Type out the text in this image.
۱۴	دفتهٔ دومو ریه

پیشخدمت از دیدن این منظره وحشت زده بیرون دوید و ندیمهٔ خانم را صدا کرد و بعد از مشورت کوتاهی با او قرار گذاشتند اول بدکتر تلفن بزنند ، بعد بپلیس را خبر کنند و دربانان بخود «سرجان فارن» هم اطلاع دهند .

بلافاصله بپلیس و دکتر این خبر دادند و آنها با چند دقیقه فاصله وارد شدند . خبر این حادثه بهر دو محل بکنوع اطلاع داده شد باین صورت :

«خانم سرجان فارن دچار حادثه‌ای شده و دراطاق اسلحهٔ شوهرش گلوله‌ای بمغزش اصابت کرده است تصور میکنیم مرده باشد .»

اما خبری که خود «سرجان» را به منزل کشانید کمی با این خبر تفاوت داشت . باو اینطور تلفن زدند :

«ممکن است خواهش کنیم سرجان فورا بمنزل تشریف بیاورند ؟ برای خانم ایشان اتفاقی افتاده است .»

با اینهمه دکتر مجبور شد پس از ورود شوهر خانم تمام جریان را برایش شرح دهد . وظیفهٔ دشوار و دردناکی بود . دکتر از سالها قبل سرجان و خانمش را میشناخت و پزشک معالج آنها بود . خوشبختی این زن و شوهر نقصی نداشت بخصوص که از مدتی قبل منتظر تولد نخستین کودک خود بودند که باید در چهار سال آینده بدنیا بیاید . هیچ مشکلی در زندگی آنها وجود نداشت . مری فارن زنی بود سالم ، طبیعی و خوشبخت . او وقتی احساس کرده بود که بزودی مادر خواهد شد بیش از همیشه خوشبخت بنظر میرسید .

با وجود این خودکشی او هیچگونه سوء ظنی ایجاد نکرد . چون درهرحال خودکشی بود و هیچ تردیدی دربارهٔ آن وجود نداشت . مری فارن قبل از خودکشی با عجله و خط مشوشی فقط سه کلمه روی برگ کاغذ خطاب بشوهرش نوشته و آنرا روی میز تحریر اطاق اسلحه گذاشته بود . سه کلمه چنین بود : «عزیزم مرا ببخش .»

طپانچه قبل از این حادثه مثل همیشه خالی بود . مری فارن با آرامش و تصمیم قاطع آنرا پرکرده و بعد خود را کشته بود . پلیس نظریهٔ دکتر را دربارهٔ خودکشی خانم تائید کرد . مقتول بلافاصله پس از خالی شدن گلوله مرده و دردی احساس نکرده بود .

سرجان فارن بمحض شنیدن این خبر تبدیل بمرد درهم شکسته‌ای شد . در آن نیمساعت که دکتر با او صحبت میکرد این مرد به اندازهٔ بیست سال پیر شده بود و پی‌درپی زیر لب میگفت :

════════════════════

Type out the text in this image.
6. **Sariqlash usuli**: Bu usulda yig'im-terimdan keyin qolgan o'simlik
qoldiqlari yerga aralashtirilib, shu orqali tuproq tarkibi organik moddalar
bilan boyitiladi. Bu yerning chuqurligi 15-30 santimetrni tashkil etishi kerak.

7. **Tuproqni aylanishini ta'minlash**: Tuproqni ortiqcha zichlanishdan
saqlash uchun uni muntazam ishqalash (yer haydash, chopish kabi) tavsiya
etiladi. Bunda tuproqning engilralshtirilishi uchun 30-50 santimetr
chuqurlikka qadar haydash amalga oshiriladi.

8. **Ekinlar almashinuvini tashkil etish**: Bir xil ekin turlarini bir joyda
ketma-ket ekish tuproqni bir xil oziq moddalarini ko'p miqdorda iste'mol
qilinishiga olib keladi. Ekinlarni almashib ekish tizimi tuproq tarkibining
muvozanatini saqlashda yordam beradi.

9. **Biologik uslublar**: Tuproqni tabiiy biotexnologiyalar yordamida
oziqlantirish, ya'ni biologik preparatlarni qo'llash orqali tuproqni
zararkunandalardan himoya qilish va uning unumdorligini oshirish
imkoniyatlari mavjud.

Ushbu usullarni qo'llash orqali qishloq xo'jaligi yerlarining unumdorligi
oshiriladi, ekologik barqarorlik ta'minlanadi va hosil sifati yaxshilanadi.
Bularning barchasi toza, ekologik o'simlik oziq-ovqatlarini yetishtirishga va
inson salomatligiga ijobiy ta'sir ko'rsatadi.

════════════════════

**What you will do**
Only the number is wanted: how many lines in the preceding entries hold the string "تلفن"?

**Task solution**
2